**Records provided**:
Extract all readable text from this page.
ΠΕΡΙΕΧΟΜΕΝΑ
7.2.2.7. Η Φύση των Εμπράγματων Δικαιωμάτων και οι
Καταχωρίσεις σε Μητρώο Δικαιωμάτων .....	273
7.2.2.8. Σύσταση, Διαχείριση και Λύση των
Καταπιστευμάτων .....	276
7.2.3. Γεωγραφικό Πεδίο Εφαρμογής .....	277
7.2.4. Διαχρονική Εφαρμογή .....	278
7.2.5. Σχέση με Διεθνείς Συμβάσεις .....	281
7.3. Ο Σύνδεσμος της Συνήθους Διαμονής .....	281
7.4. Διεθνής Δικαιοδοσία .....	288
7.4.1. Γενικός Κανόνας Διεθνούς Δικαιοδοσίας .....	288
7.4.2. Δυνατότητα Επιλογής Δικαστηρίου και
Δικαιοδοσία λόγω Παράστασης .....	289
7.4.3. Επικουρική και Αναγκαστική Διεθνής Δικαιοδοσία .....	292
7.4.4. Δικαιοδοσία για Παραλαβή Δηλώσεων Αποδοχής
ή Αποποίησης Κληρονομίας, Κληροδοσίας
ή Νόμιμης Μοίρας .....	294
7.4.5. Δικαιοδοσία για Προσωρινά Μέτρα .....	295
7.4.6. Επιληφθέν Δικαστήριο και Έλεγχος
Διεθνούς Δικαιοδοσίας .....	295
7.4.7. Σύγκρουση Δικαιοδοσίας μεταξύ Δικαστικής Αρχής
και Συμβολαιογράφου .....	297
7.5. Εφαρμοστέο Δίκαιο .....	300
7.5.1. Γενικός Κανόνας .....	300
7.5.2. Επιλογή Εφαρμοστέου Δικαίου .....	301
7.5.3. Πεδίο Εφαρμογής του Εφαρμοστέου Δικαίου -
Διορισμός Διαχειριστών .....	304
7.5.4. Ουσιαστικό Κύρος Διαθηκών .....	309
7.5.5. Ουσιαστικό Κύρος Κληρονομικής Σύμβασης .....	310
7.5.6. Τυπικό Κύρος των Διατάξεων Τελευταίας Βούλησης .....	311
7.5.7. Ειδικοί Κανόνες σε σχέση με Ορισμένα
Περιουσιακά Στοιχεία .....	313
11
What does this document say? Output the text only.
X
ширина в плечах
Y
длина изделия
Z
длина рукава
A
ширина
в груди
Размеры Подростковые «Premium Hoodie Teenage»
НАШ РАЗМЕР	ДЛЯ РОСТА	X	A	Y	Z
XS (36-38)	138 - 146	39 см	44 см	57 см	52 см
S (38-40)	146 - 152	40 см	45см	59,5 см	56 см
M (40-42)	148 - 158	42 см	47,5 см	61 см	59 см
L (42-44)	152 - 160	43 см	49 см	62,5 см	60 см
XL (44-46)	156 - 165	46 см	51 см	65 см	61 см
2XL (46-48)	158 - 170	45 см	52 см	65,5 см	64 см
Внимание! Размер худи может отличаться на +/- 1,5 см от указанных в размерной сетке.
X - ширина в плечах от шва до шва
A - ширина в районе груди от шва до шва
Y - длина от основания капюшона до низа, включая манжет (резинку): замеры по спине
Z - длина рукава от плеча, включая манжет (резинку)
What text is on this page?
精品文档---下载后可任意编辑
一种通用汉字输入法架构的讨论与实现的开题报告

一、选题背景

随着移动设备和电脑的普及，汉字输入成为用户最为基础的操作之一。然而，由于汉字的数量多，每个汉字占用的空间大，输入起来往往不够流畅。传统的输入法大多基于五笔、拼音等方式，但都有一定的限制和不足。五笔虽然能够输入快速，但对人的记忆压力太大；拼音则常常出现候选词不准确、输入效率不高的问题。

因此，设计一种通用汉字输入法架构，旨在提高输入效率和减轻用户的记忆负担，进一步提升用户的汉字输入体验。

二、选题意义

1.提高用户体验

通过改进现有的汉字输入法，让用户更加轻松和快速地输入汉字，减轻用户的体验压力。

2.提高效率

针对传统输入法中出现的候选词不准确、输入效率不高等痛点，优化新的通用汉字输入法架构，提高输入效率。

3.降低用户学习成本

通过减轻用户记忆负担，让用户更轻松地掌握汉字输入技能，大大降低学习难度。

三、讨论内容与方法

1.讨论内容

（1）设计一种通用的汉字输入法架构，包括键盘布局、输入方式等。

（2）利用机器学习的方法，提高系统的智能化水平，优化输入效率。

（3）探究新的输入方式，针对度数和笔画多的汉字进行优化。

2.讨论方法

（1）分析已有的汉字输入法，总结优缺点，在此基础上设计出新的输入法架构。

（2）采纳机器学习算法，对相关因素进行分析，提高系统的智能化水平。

**Aim of the exercise**: Print the listing above in its entirety, with every line exact.

**Expected answer**:
Extract all readable text from this page.
ΠΕΡΙΕΧΟΜΕΝΑ
7.2.2.7. Η Φύση των Εμπράγματων Δικαιωμάτων και οι
Καταχωρίσεις σε Μητρώο Δικαιωμάτων .....	273
7.2.2.8. Σύσταση, Διαχείριση και Λύση των
Καταπιστευμάτων .....	276
7.2.3. Γεωγραφικό Πεδίο Εφαρμογής .....	277
7.2.4. Διαχρονική Εφαρμογή .....	278
7.2.5. Σχέση με Διεθνείς Συμβάσεις .....	281
7.3. Ο Σύνδεσμος της Συνήθους Διαμονής .....	281
7.4. Διεθνής Δικαιοδοσία .....	288
7.4.1. Γενικός Κανόνας Διεθνούς Δικαιοδοσίας .....	288
7.4.2. Δυνατότητα Επιλογής Δικαστηρίου και
Δικαιοδοσία λόγω Παράστασης .....	289
7.4.3. Επικουρική και Αναγκαστική Διεθνής Δικαιοδοσία .....	292
7.4.4. Δικαιοδοσία για Παραλαβή Δηλώσεων Αποδοχής
ή Αποποίησης Κληρονομίας, Κληροδοσίας
ή Νόμιμης Μοίρας .....	294
7.4.5. Δικαιοδοσία για Προσωρινά Μέτρα .....	295
7.4.6. Επιληφθέν Δικαστήριο και Έλεγχος
Διεθνούς Δικαιοδοσίας .....	295
7.4.7. Σύγκρουση Δικαιοδοσίας μεταξύ Δικαστικής Αρχής
και Συμβολαιογράφου .....	297
7.5. Εφαρμοστέο Δίκαιο .....	300
7.5.1. Γενικός Κανόνας .....	300
7.5.2. Επιλογή Εφαρμοστέου Δικαίου .....	301
7.5.3. Πεδίο Εφαρμογής του Εφαρμοστέου Δικαίου -
Διορισμός Διαχειριστών .....	304
7.5.4. Ουσιαστικό Κύρος Διαθηκών .....	309
7.5.5. Ουσιαστικό Κύρος Κληρονομικής Σύμβασης .....	310
7.5.6. Τυπικό Κύρος των Διατάξεων Τελευταίας Βούλησης .....	311
7.5.7. Ειδικοί Κανόνες σε σχέση με Ορισμένα
Περιουσιακά Στοιχεία .....	313
11
What does this document say? Output the text only.
X
ширина в плечах
Y
длина изделия
Z
длина рукава
A
ширина
в груди
Размеры Подростковые «Premium Hoodie Teenage»
НАШ РАЗМЕР	ДЛЯ РОСТА	X	A	Y	Z
XS (36-38)	138 - 146	39 см	44 см	57 см	52 см
S (38-40)	146 - 152	40 см	45см	59,5 см	56 см
M (40-42)	148 - 158	42 см	47,5 см	61 см	59 см
L (42-44)	152 - 160	43 см	49 см	62,5 см	60 см
XL (44-46)	156 - 165	46 см	51 см	65 см	61 см
2XL (46-48)	158 - 170	45 см	52 см	65,5 см	64 см
Внимание! Размер худи может отличаться на +/- 1,5 см от указанных в размерной сетке.
X - ширина в плечах от шва до шва
A - ширина в районе груди от шва до шва
Y - длина от основания капюшона до низа, включая манжет (резинку): замеры по спине
Z - длина рукава от плеча, включая манжет (резинку)
What text is on this page?
精品文档---下载后可任意编辑
一种通用汉字输入法架构的讨论与实现的开题报告

一、选题背景

随着移动设备和电脑的普及，汉字输入成为用户最为基础的操作之一。然而，由于汉字的数量多，每个汉字占用的空间大，输入起来往往不够流畅。传统的输入法大多基于五笔、拼音等方式，但都有一定的限制和不足。五笔虽然能够输入快速，但对人的记忆压力太大；拼音则常常出现候选词不准确、输入效率不高的问题。

因此，设计一种通用汉字输入法架构，旨在提高输入效率和减轻用户的记忆负担，进一步提升用户的汉字输入体验。

二、选题意义

1.提高用户体验

通过改进现有的汉字输入法，让用户更加轻松和快速地输入汉字，减轻用户的体验压力。

2.提高效率

针对传统输入法中出现的候选词不准确、输入效率不高等痛点，优化新的通用汉字输入法架构，提高输入效率。

3.降低用户学习成本

通过减轻用户记忆负担，让用户更轻松地掌握汉字输入技能，大大降低学习难度。

三、讨论内容与方法

1.讨论内容

（1）设计一种通用的汉字输入法架构，包括键盘布局、输入方式等。

（2）利用机器学习的方法，提高系统的智能化水平，优化输入效率。

（3）探究新的输入方式，针对度数和笔画多的汉字进行优化。

2.讨论方法

（1）分析已有的汉字输入法，总结优缺点，在此基础上设计出新的输入法架构。

（2）采纳机器学习算法，对相关因素进行分析，提高系统的智能化水平。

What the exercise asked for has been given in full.